Arrange everything from the line containing "Identify all the" down to the line containing "- data-point: [310, 586, 315, 592]", both included, as a numbered list. Skip blank lines and leave the pictures out.

#### ENTRIES:
● ● ●
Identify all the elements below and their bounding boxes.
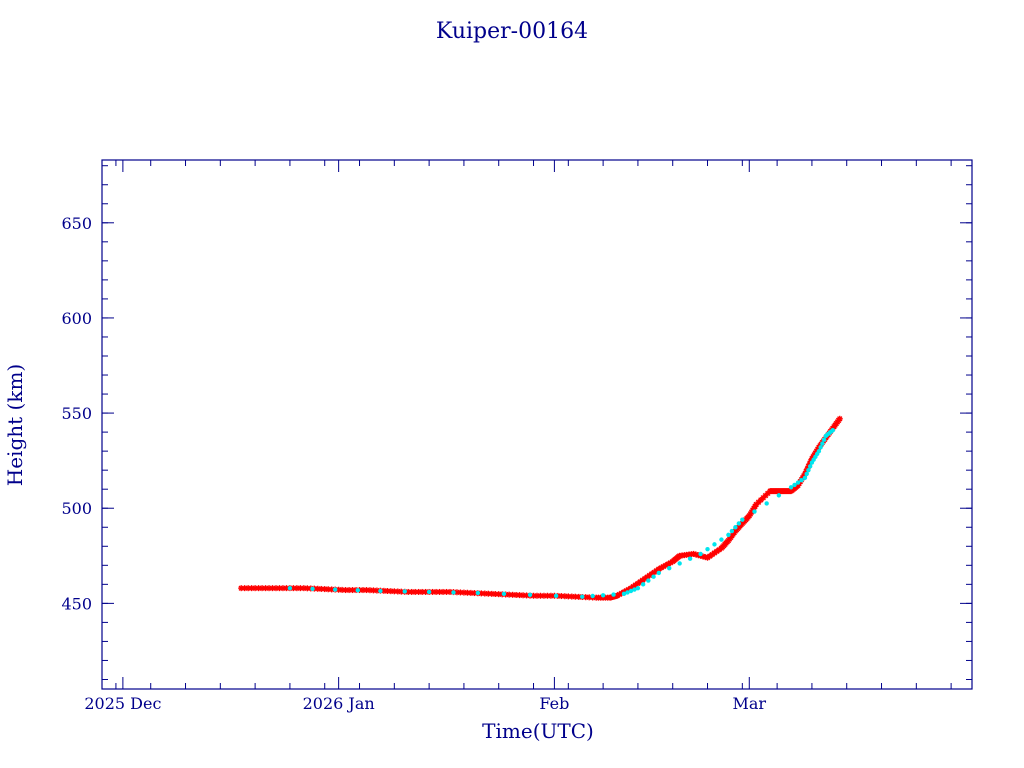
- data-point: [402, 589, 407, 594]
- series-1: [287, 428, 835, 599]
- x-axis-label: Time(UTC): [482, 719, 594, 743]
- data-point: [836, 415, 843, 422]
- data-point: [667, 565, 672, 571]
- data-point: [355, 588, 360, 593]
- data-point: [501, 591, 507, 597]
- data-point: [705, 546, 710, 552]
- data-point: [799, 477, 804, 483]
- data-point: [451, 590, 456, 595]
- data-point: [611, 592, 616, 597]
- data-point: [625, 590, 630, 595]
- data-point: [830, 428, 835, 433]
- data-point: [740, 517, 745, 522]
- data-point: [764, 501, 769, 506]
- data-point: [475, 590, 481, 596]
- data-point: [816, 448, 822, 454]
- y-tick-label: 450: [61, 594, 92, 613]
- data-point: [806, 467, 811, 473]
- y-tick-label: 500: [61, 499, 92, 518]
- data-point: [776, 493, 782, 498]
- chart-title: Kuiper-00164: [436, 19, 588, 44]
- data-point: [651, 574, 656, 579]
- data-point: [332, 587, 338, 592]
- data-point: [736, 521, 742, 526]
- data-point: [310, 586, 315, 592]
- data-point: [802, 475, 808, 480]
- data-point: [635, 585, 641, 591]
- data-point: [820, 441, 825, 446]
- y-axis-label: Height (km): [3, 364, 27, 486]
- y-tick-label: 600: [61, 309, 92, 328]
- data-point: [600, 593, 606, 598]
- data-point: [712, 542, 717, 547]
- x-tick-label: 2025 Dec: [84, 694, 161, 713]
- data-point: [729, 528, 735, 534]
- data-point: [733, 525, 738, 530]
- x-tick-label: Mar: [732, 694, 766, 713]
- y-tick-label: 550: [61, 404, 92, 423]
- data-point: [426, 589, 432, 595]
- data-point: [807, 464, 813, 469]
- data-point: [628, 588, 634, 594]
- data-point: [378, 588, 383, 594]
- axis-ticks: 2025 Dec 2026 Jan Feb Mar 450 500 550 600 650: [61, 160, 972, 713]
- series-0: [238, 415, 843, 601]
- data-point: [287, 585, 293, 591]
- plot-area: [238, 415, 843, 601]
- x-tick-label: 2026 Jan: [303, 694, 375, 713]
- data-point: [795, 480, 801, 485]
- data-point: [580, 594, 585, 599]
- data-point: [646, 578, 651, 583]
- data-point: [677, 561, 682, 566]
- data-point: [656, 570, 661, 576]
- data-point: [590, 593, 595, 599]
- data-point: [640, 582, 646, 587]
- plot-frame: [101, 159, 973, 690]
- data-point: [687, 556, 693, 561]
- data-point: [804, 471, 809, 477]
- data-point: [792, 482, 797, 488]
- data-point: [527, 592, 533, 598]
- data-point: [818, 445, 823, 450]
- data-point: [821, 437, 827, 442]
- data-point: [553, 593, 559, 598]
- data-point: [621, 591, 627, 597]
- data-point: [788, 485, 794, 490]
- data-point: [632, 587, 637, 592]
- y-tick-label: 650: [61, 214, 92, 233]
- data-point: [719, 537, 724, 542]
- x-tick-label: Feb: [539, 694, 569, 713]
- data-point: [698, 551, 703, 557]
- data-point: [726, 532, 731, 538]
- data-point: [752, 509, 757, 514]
● ● ●
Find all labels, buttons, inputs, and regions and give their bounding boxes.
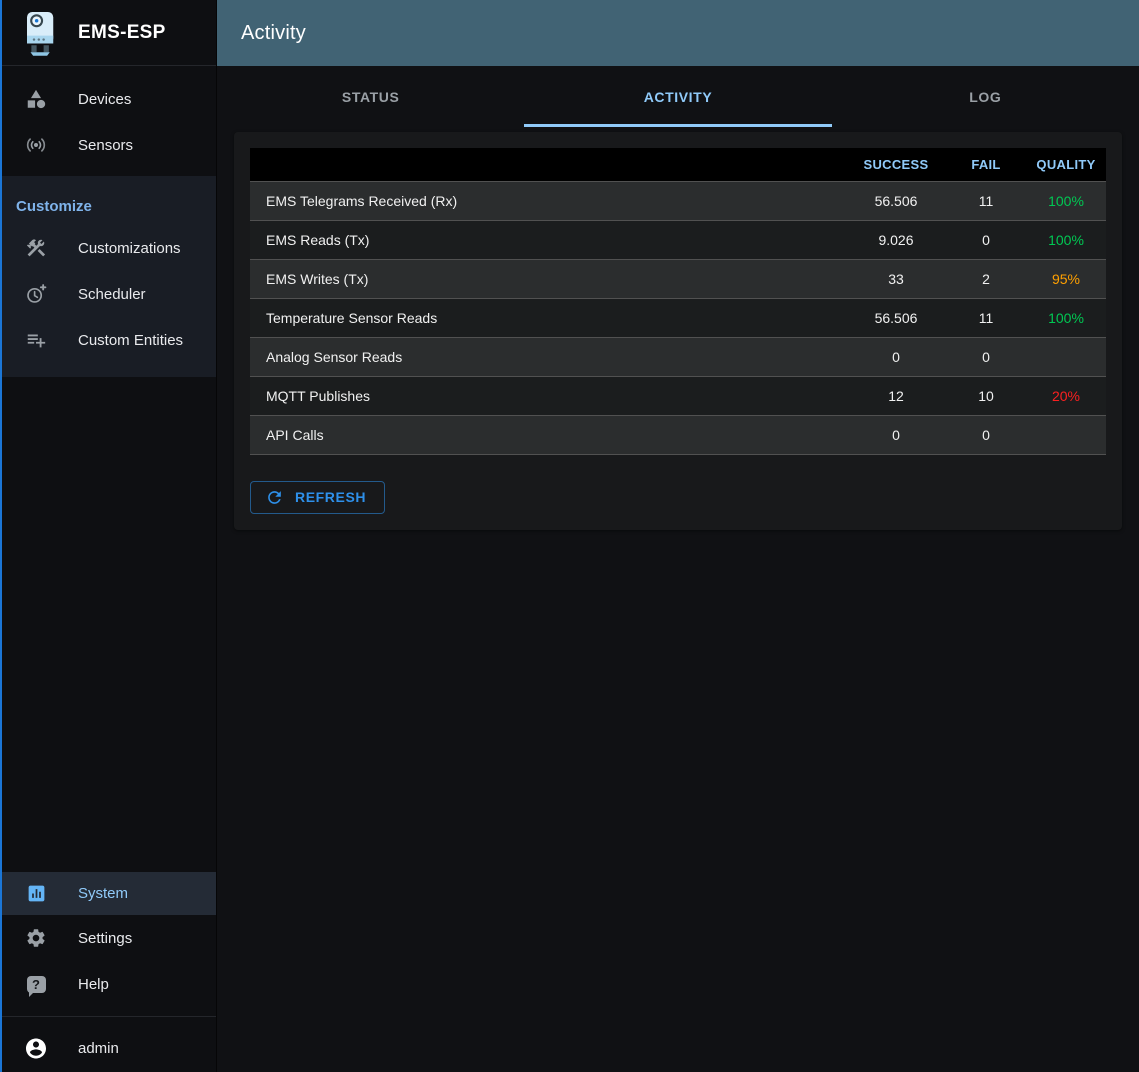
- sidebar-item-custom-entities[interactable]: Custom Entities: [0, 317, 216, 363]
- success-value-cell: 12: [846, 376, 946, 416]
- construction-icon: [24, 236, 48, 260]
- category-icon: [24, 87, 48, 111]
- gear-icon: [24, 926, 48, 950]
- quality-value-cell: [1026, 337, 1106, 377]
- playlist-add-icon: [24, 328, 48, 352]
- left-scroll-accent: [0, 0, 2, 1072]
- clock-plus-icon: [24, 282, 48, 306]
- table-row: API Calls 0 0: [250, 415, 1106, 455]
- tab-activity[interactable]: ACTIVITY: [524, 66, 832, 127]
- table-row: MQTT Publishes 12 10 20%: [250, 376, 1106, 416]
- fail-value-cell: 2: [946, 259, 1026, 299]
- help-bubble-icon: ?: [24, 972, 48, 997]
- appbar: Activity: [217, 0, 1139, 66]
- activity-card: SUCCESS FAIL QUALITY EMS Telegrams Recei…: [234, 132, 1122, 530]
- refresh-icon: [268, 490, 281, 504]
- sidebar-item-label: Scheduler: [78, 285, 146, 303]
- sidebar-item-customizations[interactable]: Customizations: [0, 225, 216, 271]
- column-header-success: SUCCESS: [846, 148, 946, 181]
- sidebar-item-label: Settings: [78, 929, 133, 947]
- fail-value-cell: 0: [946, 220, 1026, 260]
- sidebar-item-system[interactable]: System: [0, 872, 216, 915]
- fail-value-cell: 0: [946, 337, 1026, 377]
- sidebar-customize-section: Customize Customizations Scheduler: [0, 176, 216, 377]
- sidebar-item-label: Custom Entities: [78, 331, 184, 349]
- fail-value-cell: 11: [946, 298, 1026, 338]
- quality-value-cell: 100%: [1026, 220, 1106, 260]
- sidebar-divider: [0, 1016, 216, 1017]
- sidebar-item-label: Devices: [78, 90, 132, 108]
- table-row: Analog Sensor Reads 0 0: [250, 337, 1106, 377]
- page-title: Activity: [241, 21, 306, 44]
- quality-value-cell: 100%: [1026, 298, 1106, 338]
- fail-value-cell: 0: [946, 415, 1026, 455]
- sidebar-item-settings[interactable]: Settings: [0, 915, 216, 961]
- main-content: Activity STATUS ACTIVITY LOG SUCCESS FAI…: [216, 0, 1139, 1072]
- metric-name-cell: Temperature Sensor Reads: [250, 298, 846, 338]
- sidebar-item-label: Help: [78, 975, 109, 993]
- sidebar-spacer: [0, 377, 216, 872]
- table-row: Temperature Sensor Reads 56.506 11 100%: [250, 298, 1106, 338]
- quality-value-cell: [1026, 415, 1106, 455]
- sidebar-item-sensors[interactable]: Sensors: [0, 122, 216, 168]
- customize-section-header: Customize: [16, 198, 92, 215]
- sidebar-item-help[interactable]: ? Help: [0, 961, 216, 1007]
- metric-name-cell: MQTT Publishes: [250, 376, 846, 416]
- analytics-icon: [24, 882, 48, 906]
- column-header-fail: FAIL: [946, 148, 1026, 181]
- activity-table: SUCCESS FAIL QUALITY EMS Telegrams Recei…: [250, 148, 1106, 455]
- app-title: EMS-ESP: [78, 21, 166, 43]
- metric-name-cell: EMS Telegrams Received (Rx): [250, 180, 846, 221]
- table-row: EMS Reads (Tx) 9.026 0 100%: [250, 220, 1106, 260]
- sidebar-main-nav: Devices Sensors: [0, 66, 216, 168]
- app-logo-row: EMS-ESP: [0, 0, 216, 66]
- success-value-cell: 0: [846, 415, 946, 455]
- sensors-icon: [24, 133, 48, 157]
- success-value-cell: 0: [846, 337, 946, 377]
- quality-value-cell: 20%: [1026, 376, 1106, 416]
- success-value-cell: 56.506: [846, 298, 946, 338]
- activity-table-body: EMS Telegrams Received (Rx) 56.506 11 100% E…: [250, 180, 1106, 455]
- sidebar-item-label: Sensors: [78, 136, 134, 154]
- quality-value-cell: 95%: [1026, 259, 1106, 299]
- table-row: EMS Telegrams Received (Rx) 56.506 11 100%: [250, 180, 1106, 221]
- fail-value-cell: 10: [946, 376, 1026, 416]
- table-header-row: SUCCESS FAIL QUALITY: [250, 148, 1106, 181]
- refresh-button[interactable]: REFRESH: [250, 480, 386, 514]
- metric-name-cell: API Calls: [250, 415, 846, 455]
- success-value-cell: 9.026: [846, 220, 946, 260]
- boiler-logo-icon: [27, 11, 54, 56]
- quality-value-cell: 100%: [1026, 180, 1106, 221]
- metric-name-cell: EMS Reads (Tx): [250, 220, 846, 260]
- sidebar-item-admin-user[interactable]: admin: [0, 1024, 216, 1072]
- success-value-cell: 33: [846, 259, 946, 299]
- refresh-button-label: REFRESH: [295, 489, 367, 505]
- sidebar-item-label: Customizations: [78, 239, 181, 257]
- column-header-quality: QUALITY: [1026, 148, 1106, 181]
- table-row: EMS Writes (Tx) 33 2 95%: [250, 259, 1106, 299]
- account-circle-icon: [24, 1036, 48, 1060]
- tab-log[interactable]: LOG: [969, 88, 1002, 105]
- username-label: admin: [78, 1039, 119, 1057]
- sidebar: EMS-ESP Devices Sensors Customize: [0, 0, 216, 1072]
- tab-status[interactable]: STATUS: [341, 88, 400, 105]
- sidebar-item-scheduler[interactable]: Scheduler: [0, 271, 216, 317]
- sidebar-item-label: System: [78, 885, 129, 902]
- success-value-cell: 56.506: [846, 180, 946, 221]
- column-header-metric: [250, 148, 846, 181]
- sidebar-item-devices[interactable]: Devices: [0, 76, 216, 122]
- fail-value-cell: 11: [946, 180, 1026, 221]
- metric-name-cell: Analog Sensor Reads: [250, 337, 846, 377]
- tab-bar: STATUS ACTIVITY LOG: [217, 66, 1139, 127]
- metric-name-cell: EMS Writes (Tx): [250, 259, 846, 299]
● ● ●
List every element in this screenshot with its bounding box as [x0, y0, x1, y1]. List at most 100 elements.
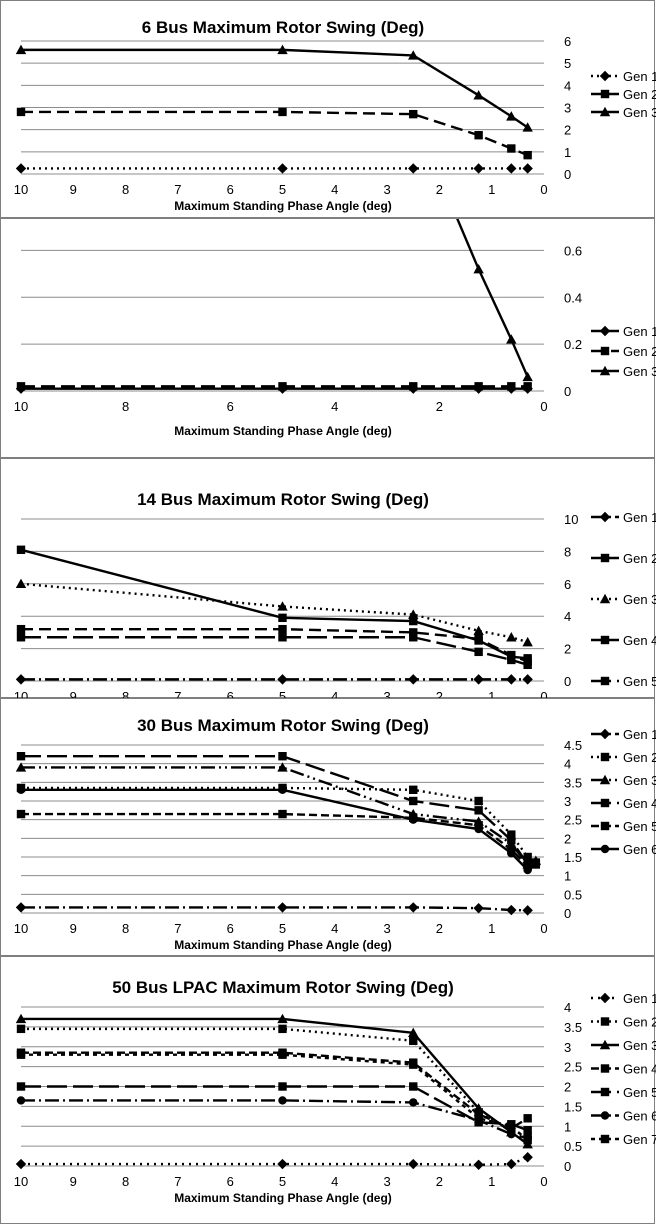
● ● ●
#### RIGHT ANSWER:
1. Identify all the elements below and their bounding boxes.
2. - data-point: [402, 589, 407, 594]
3. - series-1: [287, 428, 835, 599]
4. - x-axis-label: Time(UTC): [482, 719, 594, 743]
5. - data-point: [836, 415, 843, 422]
6. - data-point: [667, 565, 672, 571]
7. - data-point: [355, 588, 360, 593]
8. - data-point: [501, 591, 507, 597]
9. - data-point: [705, 546, 710, 552]
10. - data-point: [799, 477, 804, 483]
11. - data-point: [451, 590, 456, 595]
12. - data-point: [611, 592, 616, 597]
13. - data-point: [625, 590, 630, 595]
14. - data-point: [830, 428, 835, 433]
15. - data-point: [740, 517, 745, 522]
16. - data-point: [764, 501, 769, 506]
17. - data-point: [475, 590, 481, 596]
18. - data-point: [816, 448, 822, 454]
19. - y-tick-label: 450: [61, 594, 92, 613]
20. - data-point: [806, 467, 811, 473]
21. - y-tick-label: 500: [61, 499, 92, 518]
22. - data-point: [776, 493, 782, 498]
23. - chart-title: Kuiper-00164: [436, 19, 588, 44]
24. - data-point: [651, 574, 656, 579]
25. - data-point: [332, 587, 338, 592]
26. - data-point: [736, 521, 742, 526]
27. - data-point: [310, 586, 315, 592]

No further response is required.